▶ [WHAT THIS TASK INVOLVES]:
Copy, from the entries below, each line in which the string "data" appears.

▶ [SUPPLIED INFORMATION]:
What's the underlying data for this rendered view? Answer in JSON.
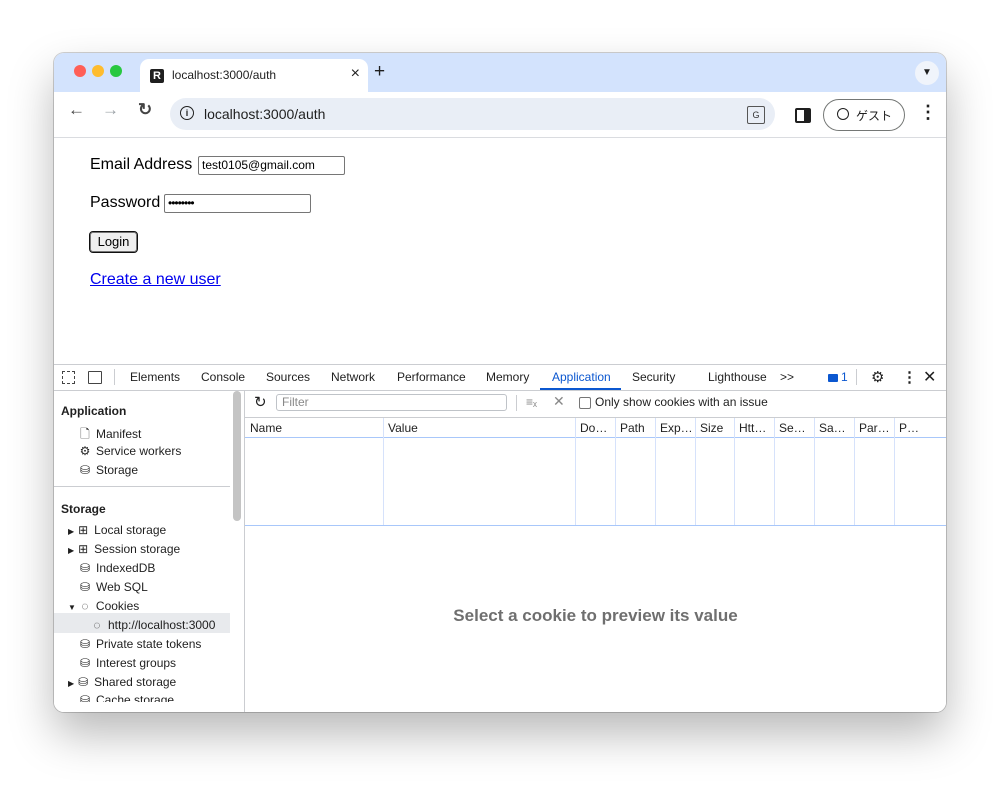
{
  "browser": {
    "tab_title": "localhost:3000/auth",
    "tab_favicon": "R",
    "url": "localhost:3000/auth",
    "profile_label": "ゲスト",
    "window_dots": [
      "#ff5f57",
      "#febc2e",
      "#28c840"
    ]
  },
  "form": {
    "email_label": "Email Address",
    "email_value": "test0105@gmail.com",
    "password_label": "Password",
    "password_value": "••••••••",
    "login_button": "Login",
    "create_user_link": "Create a new user"
  },
  "devtools": {
    "tabs": [
      "Elements",
      "Console",
      "Sources",
      "Network",
      "Performance",
      "Memory",
      "Application",
      "Security",
      "Lighthouse"
    ],
    "active_tab": "Application",
    "more_tabs": ">>",
    "issues_count": "1",
    "sidebar": {
      "application_heading": "Application",
      "application_items": [
        "Manifest",
        "Service workers",
        "Storage"
      ],
      "storage_heading": "Storage",
      "storage_items": [
        "Local storage",
        "Session storage",
        "IndexedDB",
        "Web SQL",
        "Cookies",
        "http://localhost:3000",
        "Private state tokens",
        "Interest groups",
        "Shared storage",
        "Cache storage"
      ]
    },
    "cookies": {
      "filter_placeholder": "Filter",
      "only_issues_label": "Only show cookies with an issue",
      "columns": [
        "Name",
        "Value",
        "Do…",
        "Path",
        "Exp…",
        "Size",
        "Htt…",
        "Se…",
        "Sa…",
        "Par…",
        "P…"
      ],
      "empty_preview": "Select a cookie to preview its value"
    }
  },
  "colors": {
    "accent": "#0b57d0",
    "tabstrip": "#d3e3fd",
    "link": "#0000ee"
  }
}
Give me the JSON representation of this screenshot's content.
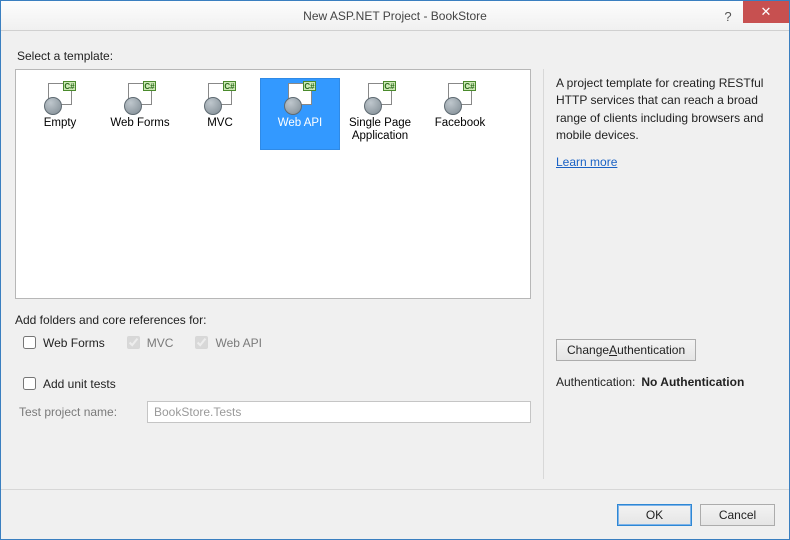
{
  "titlebar": {
    "title": "New ASP.NET Project - BookStore",
    "help_glyph": "?",
    "close_glyph": "✕"
  },
  "select_template_label": "Select a template:",
  "templates": [
    {
      "label": "Empty",
      "selected": false
    },
    {
      "label": "Web Forms",
      "selected": false
    },
    {
      "label": "MVC",
      "selected": false
    },
    {
      "label": "Web API",
      "selected": true
    },
    {
      "label": "Single Page Application",
      "selected": false
    },
    {
      "label": "Facebook",
      "selected": false
    }
  ],
  "icon_tag_text": "C#",
  "refs_label": "Add folders and core references for:",
  "refs": [
    {
      "label": "Web Forms",
      "checked": false,
      "disabled": false
    },
    {
      "label": "MVC",
      "checked": true,
      "disabled": true
    },
    {
      "label": "Web API",
      "checked": true,
      "disabled": true
    }
  ],
  "unit_tests": {
    "label": "Add unit tests",
    "checked": false
  },
  "test_project": {
    "label": "Test project name:",
    "value": "BookStore.Tests"
  },
  "description": "A project template for creating RESTful HTTP services that can reach a broad range of clients including browsers and mobile devices.",
  "learn_more_label": "Learn more",
  "change_auth_label": "Change Authentication",
  "change_auth_accesskey_index": 7,
  "auth": {
    "label": "Authentication:",
    "value": "No Authentication"
  },
  "footer": {
    "ok": "OK",
    "cancel": "Cancel"
  }
}
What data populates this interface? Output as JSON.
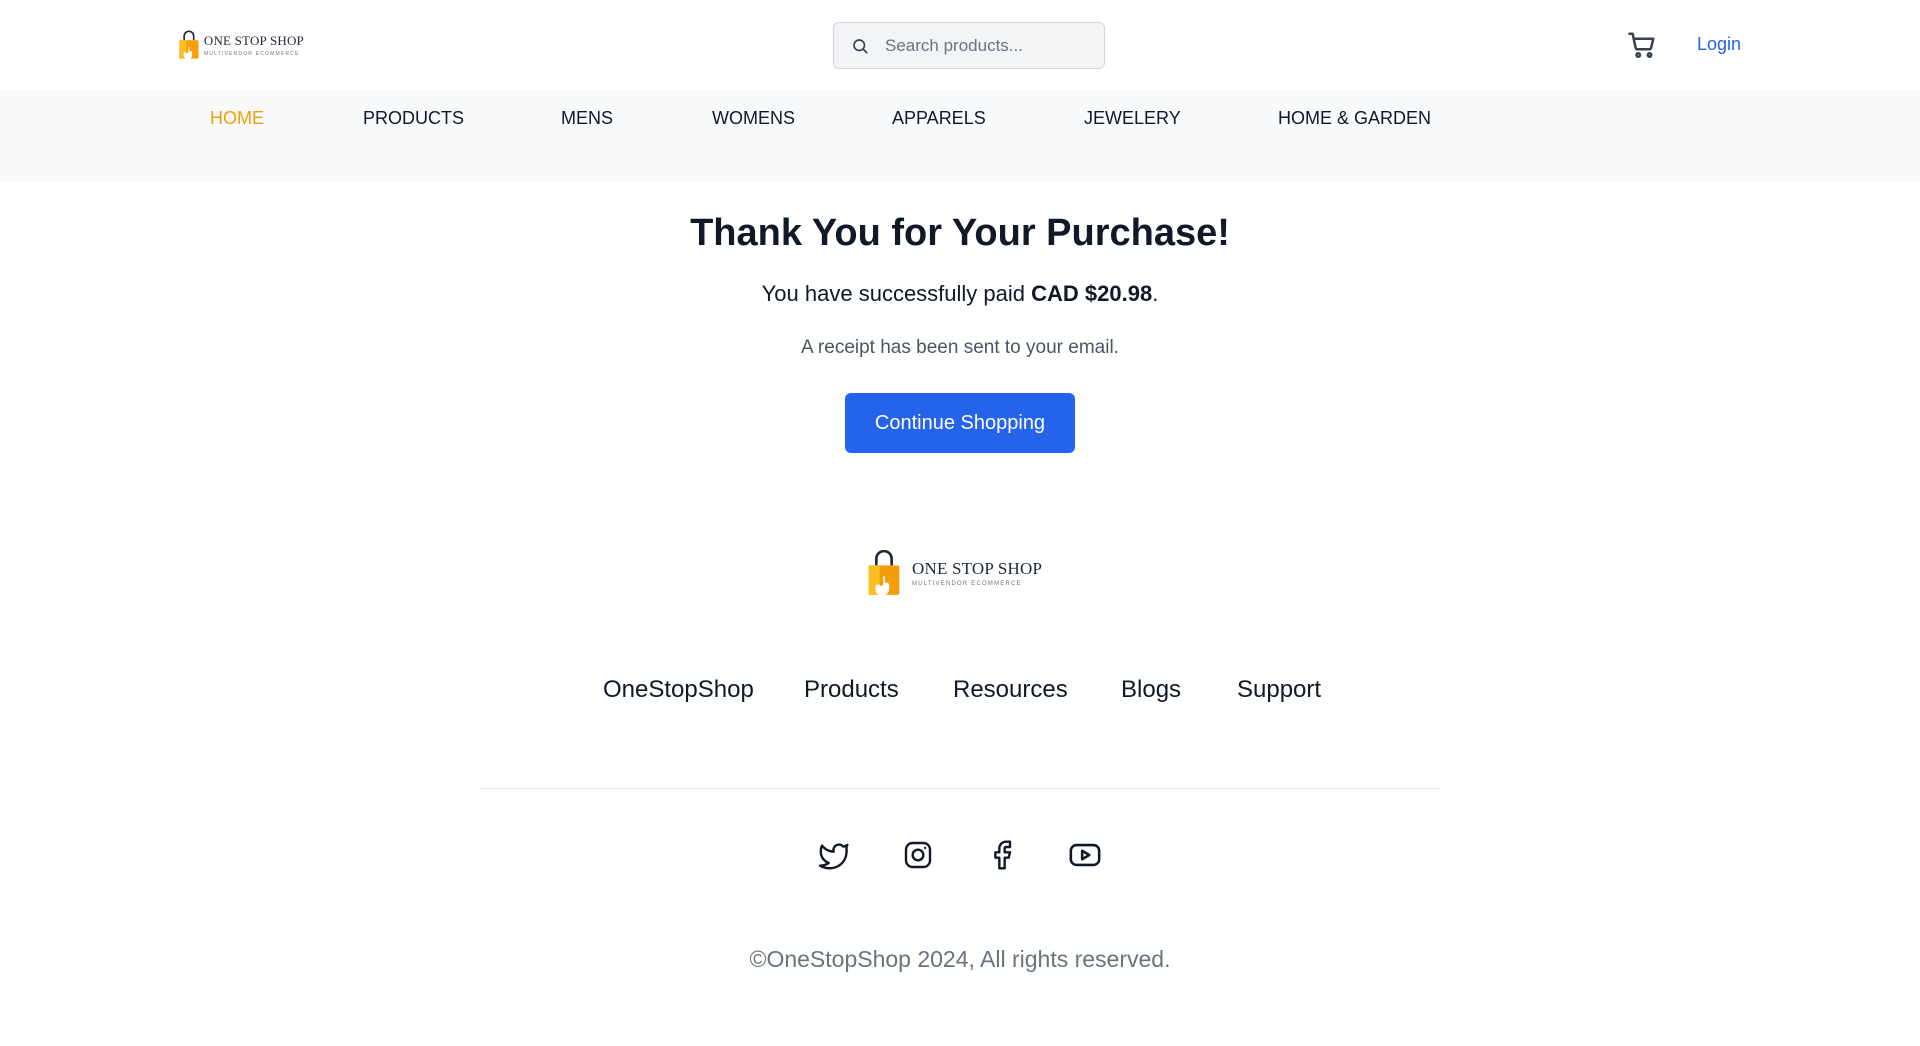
{
  "header": {
    "logo": {
      "main_text": "ONE STOP SHOP",
      "sub_text": "MULTIVENDOR ECOMMERCE"
    },
    "search": {
      "placeholder": "Search products...",
      "value": ""
    },
    "login_label": "Login"
  },
  "nav": {
    "items": [
      {
        "label": "HOME",
        "active": true
      },
      {
        "label": "PRODUCTS",
        "active": false
      },
      {
        "label": "MENS",
        "active": false
      },
      {
        "label": "WOMENS",
        "active": false
      },
      {
        "label": "APPARELS",
        "active": false
      },
      {
        "label": "JEWELERY",
        "active": false
      },
      {
        "label": "HOME & GARDEN",
        "active": false
      }
    ]
  },
  "main": {
    "title": "Thank You for Your Purchase!",
    "paid_prefix": "You have successfully paid ",
    "paid_amount": "CAD $20.98",
    "paid_suffix": ".",
    "receipt_text": "A receipt has been sent to your email.",
    "continue_label": "Continue Shopping"
  },
  "footer": {
    "logo": {
      "main_text": "ONE STOP SHOP",
      "sub_text": "MULTIVENDOR ECOMMERCE"
    },
    "links": [
      "OneStopShop",
      "Products",
      "Resources",
      "Blogs",
      "Support"
    ],
    "social_icons": [
      "twitter-icon",
      "instagram-icon",
      "facebook-icon",
      "youtube-icon"
    ],
    "copyright": "©OneStopShop 2024, All rights reserved."
  },
  "colors": {
    "accent": "#f59e0b",
    "primary": "#2563eb",
    "nav_background": "#f9fafb",
    "text": "#111827",
    "muted_text": "#6b7280"
  }
}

▶ [CORRECT OUTPUT]:
What's the underlying data for this rendered view? Answer in JSON.
What data populates this interface? Output as JSON.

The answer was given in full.